[Excerpts from a layout annotation set]
* * * * * * * * *

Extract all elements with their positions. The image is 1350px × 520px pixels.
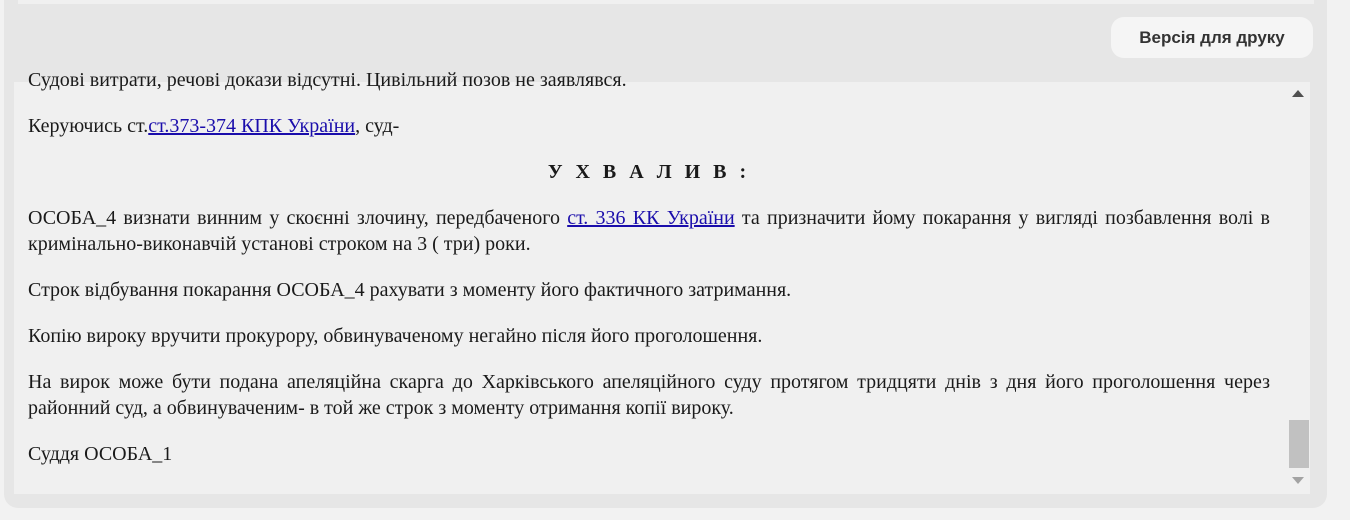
top-strip [18,0,1314,4]
document-view [14,69,1284,478]
scroll-up-arrow-icon[interactable] [1292,90,1304,97]
judge-signature: Суддя ОСОБА_1 [28,443,173,465]
paragraph-text: та призначити йому покарання у вигляді позбавлення волі в кримінально-виконавчій установі строком на 3 ( три) роки. [28,207,1270,255]
paragraph-text: , суд- [355,115,400,137]
vertical-scrollbar[interactable] [1284,82,1310,494]
paragraph-verdict [28,205,1270,257]
paragraph-ruling-basis [28,113,1270,139]
paragraph-copy-delivery: Копію вироку вручити прокурору, обвинуваченому негайно після його проголошення. [28,325,763,347]
paragraph-text: ОСОБА_4 визнати винним у скоєнні злочину, передбаченого [28,207,568,229]
paragraph-sentence-term: Строк відбування покарання ОСОБА_4 рахувати з моменту його фактичного затримання. [28,279,792,301]
document-text [28,67,1270,487]
partial-paragraph: Судові витрати, речові докази відсутні. Цивільний позов не заявлявся. [28,69,627,91]
paragraph-text: Керуючись ст. [28,115,149,137]
paragraph-appeal: На вирок може бути подана апеляційна скарга до Харківського апеляційного суду протягом тридцяти днів з дня його проголошення через районний суд, а обвинуваченим- в той же строк з моменту отримання копії вироку. [28,371,1270,419]
law-link-kk[interactable]: ст. 336 КК України [567,207,735,229]
law-link-kpk[interactable]: ст.373-374 КПК України [148,115,356,137]
print-version-button[interactable]: Версія для друку [1111,17,1313,58]
ruling-heading: У Х В А Л И В : [547,161,751,183]
scroll-down-arrow-icon[interactable] [1292,477,1304,484]
scrollbar-thumb[interactable] [1289,420,1309,468]
document-view-footer [14,478,1284,494]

* * * * * * * * *

### DIRECTIVE
Retype every line of the records above exactly, leaving out the pictures.

### ANSWER FOR THIS EXERCISE
Extract all elements with their positions. The image is 1350px × 520px pixels.
top-strip [18,0,1314,4]
document-view [14,69,1284,478]
scroll-up-arrow-icon[interactable] [1292,90,1304,97]
judge-signature: Суддя ОСОБА_1 [28,443,173,465]
paragraph-text: та призначити йому покарання у вигляді позбавлення волі в кримінально-виконавчій установі строком на 3 ( три) роки. [28,207,1270,255]
paragraph-text: , суд- [355,115,400,137]
vertical-scrollbar[interactable] [1284,82,1310,494]
paragraph-verdict [28,205,1270,257]
paragraph-ruling-basis [28,113,1270,139]
paragraph-copy-delivery: Копію вироку вручити прокурору, обвинуваченому негайно після його проголошення. [28,325,763,347]
paragraph-text: ОСОБА_4 визнати винним у скоєнні злочину, передбаченого [28,207,568,229]
paragraph-sentence-term: Строк відбування покарання ОСОБА_4 рахувати з моменту його фактичного затримання. [28,279,792,301]
document-text [28,67,1270,487]
partial-paragraph: Судові витрати, речові докази відсутні. Цивільний позов не заявлявся. [28,69,627,91]
paragraph-text: Керуючись ст. [28,115,149,137]
paragraph-appeal: На вирок може бути подана апеляційна скарга до Харківського апеляційного суду протягом тридцяти днів з дня його проголошення через районний суд, а обвинуваченим- в той же строк з моменту отримання копії вироку. [28,371,1270,419]
law-link-kk[interactable]: ст. 336 КК України [567,207,735,229]
law-link-kpk[interactable]: ст.373-374 КПК України [148,115,356,137]
print-version-button[interactable]: Версія для друку [1111,17,1313,58]
ruling-heading: У Х В А Л И В : [547,161,751,183]
scroll-down-arrow-icon[interactable] [1292,477,1304,484]
scrollbar-thumb[interactable] [1289,420,1309,468]
document-view-footer [14,478,1284,494]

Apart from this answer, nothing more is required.